-- PROBLEM DETAILS --
Identify every line in the records below that contains the word "zone", and copy each of those lines.

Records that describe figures
>>>>
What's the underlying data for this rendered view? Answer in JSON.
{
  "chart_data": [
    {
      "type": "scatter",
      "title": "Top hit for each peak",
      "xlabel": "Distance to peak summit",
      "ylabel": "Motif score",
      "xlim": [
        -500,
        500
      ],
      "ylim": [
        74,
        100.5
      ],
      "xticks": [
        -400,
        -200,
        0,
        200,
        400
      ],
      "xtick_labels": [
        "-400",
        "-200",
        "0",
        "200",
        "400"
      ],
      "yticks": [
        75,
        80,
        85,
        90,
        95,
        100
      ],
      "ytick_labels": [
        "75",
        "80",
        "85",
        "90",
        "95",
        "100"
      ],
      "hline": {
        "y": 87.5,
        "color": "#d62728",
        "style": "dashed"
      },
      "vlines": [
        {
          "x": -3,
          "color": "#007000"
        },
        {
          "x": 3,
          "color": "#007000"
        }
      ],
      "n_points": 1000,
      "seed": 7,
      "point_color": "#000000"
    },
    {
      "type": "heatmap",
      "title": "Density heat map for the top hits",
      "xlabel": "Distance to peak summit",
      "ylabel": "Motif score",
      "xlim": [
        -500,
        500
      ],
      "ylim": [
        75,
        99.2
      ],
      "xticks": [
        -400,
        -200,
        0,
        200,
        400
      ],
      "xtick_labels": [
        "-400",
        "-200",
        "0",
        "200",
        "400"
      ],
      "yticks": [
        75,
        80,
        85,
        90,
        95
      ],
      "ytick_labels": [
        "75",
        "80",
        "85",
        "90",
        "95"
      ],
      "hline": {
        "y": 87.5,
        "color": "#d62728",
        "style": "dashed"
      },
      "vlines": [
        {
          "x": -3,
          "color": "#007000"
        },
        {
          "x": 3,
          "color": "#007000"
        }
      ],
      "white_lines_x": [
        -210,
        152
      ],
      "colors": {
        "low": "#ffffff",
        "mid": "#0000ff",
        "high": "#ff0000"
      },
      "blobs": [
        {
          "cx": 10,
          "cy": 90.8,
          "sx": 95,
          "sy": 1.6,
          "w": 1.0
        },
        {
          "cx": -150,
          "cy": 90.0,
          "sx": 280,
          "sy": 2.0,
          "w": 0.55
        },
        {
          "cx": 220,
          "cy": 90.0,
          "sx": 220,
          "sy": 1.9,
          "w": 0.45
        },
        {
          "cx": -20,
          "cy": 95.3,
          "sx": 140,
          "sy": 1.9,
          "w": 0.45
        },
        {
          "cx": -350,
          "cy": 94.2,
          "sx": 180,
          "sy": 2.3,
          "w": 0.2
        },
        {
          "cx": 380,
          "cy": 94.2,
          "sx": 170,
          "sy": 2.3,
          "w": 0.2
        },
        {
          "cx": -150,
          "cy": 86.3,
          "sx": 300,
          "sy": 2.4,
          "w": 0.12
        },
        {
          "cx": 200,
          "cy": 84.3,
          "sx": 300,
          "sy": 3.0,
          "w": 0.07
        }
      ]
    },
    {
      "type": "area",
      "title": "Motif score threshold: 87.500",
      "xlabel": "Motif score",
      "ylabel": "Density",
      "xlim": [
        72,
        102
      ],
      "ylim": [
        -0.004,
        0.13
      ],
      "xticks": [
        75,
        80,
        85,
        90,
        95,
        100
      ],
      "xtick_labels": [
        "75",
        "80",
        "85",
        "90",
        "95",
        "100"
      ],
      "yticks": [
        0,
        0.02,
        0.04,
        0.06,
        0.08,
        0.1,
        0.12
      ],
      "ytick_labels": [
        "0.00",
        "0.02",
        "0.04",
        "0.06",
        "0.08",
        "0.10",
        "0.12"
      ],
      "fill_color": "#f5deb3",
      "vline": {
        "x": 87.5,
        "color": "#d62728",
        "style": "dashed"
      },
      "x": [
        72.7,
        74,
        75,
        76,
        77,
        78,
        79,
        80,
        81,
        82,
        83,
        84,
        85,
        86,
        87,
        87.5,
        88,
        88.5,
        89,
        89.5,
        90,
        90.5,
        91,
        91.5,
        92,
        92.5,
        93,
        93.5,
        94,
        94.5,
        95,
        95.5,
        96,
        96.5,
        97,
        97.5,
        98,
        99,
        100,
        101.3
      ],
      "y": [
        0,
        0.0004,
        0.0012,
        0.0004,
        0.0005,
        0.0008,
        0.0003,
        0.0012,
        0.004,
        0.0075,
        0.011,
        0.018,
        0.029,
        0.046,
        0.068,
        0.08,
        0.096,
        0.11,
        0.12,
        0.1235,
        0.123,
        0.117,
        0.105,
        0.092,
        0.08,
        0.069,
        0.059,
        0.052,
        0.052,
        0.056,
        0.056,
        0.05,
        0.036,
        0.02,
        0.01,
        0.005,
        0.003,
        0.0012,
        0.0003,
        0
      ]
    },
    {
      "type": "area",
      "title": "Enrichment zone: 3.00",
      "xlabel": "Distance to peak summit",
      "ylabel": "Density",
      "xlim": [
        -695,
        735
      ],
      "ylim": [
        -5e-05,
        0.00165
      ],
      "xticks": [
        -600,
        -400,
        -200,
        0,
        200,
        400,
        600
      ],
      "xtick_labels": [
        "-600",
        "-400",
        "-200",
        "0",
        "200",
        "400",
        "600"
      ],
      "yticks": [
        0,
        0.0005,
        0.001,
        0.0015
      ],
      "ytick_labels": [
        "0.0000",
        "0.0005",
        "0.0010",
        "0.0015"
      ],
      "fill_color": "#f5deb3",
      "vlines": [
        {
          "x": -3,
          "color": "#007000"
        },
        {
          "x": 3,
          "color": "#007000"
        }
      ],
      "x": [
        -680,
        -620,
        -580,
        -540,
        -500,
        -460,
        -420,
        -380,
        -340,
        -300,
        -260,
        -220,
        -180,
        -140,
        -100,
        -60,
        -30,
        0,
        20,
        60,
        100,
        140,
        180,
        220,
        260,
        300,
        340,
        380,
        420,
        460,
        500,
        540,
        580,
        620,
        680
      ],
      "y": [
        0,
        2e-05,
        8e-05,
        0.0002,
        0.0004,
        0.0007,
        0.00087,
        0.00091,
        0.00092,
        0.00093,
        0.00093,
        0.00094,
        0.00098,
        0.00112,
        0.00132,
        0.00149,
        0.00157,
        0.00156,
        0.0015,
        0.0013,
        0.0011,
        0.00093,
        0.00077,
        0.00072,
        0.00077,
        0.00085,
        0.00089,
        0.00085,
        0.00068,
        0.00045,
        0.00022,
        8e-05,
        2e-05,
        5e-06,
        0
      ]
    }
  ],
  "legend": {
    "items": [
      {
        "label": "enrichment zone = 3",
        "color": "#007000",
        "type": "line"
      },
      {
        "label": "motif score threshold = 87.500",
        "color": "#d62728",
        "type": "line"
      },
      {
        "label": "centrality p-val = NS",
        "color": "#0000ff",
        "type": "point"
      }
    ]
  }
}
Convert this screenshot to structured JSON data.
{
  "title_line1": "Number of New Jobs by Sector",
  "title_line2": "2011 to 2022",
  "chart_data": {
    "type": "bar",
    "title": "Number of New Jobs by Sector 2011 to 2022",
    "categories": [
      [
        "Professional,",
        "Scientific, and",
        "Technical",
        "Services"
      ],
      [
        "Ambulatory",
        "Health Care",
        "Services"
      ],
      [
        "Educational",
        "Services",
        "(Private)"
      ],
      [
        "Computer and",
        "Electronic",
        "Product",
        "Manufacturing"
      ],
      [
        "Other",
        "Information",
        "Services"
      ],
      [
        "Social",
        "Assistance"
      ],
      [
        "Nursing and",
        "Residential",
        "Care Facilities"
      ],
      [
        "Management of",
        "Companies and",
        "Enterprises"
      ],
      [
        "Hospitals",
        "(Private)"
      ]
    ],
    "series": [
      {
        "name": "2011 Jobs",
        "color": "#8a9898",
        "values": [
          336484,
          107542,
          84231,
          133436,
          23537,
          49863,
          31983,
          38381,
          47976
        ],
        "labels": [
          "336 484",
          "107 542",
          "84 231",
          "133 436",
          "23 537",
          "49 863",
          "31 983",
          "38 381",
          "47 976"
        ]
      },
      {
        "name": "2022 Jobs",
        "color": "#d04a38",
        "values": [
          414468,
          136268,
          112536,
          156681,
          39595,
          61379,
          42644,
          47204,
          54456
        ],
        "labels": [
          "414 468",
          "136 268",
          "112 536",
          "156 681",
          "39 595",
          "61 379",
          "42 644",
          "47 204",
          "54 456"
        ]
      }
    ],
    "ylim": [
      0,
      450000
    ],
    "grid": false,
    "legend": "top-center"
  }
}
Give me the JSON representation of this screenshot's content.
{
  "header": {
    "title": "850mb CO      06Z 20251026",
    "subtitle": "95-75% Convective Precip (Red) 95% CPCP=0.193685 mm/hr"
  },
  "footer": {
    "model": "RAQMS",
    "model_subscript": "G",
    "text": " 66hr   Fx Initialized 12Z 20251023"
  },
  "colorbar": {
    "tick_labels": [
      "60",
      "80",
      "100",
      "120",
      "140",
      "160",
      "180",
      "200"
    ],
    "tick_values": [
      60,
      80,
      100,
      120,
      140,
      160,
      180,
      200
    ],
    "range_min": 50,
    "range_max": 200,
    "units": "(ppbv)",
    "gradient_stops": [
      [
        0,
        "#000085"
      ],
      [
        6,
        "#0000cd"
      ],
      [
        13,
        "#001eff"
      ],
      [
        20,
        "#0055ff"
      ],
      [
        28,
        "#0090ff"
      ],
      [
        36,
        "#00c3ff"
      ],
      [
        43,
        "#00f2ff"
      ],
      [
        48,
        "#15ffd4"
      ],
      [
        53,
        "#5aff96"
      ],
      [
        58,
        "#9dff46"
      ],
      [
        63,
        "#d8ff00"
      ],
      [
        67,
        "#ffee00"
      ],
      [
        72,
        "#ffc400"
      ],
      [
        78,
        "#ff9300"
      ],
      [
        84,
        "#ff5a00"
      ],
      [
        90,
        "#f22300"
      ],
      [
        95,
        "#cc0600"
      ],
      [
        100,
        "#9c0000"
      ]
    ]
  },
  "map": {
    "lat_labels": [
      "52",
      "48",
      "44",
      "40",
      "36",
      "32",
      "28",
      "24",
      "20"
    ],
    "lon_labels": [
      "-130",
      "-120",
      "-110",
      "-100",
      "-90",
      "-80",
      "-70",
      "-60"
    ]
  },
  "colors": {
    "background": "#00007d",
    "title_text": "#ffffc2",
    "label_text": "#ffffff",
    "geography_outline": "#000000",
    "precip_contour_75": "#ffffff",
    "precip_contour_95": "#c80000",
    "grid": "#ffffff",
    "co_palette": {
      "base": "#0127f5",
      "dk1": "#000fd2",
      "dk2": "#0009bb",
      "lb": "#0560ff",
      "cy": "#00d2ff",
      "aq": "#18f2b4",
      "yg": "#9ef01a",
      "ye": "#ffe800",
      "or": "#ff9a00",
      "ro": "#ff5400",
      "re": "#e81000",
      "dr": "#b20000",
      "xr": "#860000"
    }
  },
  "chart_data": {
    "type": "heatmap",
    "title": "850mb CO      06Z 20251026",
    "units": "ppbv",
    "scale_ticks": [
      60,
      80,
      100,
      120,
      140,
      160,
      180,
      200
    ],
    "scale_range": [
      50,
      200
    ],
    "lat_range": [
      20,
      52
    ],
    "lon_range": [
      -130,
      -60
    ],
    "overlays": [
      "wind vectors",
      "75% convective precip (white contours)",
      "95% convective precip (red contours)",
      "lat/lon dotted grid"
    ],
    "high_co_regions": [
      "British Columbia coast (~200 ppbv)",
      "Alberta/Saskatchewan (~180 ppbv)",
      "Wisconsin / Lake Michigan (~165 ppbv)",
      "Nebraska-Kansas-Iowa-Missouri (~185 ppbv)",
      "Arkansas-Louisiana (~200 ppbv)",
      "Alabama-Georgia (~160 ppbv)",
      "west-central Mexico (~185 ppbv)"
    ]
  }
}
<<<<
-- RESPONSE --
      "title": "Enrichment zone: 3.00",
        "label": "enrichment zone = 3",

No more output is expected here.